WHAT THE EXERCISE ASKS
Retype the records below exactly as they appear.

Collected data:
◇ ◇ ◇ ◇ ◇

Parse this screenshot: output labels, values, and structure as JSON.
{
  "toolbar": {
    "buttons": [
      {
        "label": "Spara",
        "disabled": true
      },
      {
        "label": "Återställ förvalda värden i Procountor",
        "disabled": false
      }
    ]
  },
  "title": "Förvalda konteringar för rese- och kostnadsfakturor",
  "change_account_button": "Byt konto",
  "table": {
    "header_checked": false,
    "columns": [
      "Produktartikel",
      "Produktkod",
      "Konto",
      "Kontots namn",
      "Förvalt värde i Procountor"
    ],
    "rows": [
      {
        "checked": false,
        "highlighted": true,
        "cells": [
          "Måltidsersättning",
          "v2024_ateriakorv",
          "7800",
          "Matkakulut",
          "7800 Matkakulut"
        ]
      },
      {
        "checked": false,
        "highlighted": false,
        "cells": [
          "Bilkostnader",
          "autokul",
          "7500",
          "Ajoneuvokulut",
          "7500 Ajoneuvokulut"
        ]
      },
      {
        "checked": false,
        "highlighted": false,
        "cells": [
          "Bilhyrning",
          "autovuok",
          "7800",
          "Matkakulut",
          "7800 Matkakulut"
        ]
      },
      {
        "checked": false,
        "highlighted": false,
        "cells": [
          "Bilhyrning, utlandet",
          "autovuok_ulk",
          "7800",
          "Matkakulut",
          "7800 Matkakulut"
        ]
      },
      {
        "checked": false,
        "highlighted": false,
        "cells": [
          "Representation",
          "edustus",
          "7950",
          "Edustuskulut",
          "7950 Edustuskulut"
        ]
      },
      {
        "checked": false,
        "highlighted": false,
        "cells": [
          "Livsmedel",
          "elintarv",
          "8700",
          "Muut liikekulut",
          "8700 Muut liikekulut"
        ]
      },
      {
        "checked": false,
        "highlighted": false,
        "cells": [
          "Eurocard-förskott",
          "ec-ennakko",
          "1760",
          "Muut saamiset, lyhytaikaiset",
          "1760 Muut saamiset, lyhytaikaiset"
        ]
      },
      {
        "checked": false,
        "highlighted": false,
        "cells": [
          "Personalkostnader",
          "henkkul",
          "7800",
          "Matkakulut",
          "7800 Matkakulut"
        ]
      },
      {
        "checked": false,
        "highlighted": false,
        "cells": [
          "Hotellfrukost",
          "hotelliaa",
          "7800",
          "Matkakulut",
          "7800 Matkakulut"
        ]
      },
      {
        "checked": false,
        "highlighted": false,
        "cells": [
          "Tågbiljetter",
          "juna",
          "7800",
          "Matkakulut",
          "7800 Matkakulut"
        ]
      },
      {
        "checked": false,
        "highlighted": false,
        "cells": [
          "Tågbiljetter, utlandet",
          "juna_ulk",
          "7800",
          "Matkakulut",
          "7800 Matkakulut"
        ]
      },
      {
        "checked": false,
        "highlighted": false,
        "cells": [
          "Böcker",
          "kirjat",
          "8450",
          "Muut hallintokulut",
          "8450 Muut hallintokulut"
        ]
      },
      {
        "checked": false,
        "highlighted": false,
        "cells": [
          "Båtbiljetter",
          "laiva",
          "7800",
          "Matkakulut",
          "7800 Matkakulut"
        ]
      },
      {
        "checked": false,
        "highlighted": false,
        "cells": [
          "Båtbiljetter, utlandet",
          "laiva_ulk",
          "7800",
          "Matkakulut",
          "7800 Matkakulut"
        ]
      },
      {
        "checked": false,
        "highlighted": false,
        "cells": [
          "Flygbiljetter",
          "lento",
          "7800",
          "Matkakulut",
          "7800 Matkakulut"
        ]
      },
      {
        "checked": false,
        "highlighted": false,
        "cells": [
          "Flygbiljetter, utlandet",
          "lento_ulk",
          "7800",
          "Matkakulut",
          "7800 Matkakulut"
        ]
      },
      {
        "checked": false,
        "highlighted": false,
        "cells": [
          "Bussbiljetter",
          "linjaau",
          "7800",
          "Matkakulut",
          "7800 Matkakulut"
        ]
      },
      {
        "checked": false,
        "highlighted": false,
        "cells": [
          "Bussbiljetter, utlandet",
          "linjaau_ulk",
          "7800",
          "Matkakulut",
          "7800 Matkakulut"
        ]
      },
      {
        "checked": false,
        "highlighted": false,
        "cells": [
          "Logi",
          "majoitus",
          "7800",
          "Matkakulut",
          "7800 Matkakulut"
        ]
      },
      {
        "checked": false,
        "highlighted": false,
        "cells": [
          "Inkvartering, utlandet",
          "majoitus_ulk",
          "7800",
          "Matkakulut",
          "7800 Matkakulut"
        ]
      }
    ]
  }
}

◇ ◇ ◇ ◇ ◇

TASK RESULT
Parse this screenshot: output labels, values, and structure as JSON.
{
  "toolbar": {
    "buttons": [
      {
        "label": "Spara",
        "disabled": true
      },
      {
        "label": "Återställ förvalda värden i Procountor",
        "disabled": false
      }
    ]
  },
  "title": "Förvalda konteringar för rese- och kostnadsfakturor",
  "change_account_button": "Byt konto",
  "table": {
    "header_checked": false,
    "columns": [
      "Produktartikel",
      "Produktkod",
      "Konto",
      "Kontots namn",
      "Förvalt värde i Procountor"
    ],
    "rows": [
      {
        "checked": false,
        "highlighted": true,
        "cells": [
          "Måltidsersättning",
          "v2024_ateriakorv",
          "7800",
          "Matkakulut",
          "7800 Matkakulut"
        ]
      },
      {
        "checked": false,
        "highlighted": false,
        "cells": [
          "Bilkostnader",
          "autokul",
          "7500",
          "Ajoneuvokulut",
          "7500 Ajoneuvokulut"
        ]
      },
      {
        "checked": false,
        "highlighted": false,
        "cells": [
          "Bilhyrning",
          "autovuok",
          "7800",
          "Matkakulut",
          "7800 Matkakulut"
        ]
      },
      {
        "checked": false,
        "highlighted": false,
        "cells": [
          "Bilhyrning, utlandet",
          "autovuok_ulk",
          "7800",
          "Matkakulut",
          "7800 Matkakulut"
        ]
      },
      {
        "checked": false,
        "highlighted": false,
        "cells": [
          "Representation",
          "edustus",
          "7950",
          "Edustuskulut",
          "7950 Edustuskulut"
        ]
      },
      {
        "checked": false,
        "highlighted": false,
        "cells": [
          "Livsmedel",
          "elintarv",
          "8700",
          "Muut liikekulut",
          "8700 Muut liikekulut"
        ]
      },
      {
        "checked": false,
        "highlighted": false,
        "cells": [
          "Eurocard-förskott",
          "ec-ennakko",
          "1760",
          "Muut saamiset, lyhytaikaiset",
          "1760 Muut saamiset, lyhytaikaiset"
        ]
      },
      {
        "checked": false,
        "highlighted": false,
        "cells": [
          "Personalkostnader",
          "henkkul",
          "7800",
          "Matkakulut",
          "7800 Matkakulut"
        ]
      },
      {
        "checked": false,
        "highlighted": false,
        "cells": [
          "Hotellfrukost",
          "hotelliaa",
          "7800",
          "Matkakulut",
          "7800 Matkakulut"
        ]
      },
      {
        "checked": false,
        "highlighted": false,
        "cells": [
          "Tågbiljetter",
          "juna",
          "7800",
          "Matkakulut",
          "7800 Matkakulut"
        ]
      },
      {
        "checked": false,
        "highlighted": false,
        "cells": [
          "Tågbiljetter, utlandet",
          "juna_ulk",
          "7800",
          "Matkakulut",
          "7800 Matkakulut"
        ]
      },
      {
        "checked": false,
        "highlighted": false,
        "cells": [
          "Böcker",
          "kirjat",
          "8450",
          "Muut hallintokulut",
          "8450 Muut hallintokulut"
        ]
      },
      {
        "checked": false,
        "highlighted": false,
        "cells": [
          "Båtbiljetter",
          "laiva",
          "7800",
          "Matkakulut",
          "7800 Matkakulut"
        ]
      },
      {
        "checked": false,
        "highlighted": false,
        "cells": [
          "Båtbiljetter, utlandet",
          "laiva_ulk",
          "7800",
          "Matkakulut",
          "7800 Matkakulut"
        ]
      },
      {
        "checked": false,
        "highlighted": false,
        "cells": [
          "Flygbiljetter",
          "lento",
          "7800",
          "Matkakulut",
          "7800 Matkakulut"
        ]
      },
      {
        "checked": false,
        "highlighted": false,
        "cells": [
          "Flygbiljetter, utlandet",
          "lento_ulk",
          "7800",
          "Matkakulut",
          "7800 Matkakulut"
        ]
      },
      {
        "checked": false,
        "highlighted": false,
        "cells": [
          "Bussbiljetter",
          "linjaau",
          "7800",
          "Matkakulut",
          "7800 Matkakulut"
        ]
      },
      {
        "checked": false,
        "highlighted": false,
        "cells": [
          "Bussbiljetter, utlandet",
          "linjaau_ulk",
          "7800",
          "Matkakulut",
          "7800 Matkakulut"
        ]
      },
      {
        "checked": false,
        "highlighted": false,
        "cells": [
          "Logi",
          "majoitus",
          "7800",
          "Matkakulut",
          "7800 Matkakulut"
        ]
      },
      {
        "checked": false,
        "highlighted": false,
        "cells": [
          "Inkvartering, utlandet",
          "majoitus_ulk",
          "7800",
          "Matkakulut",
          "7800 Matkakulut"
        ]
      }
    ]
  }
}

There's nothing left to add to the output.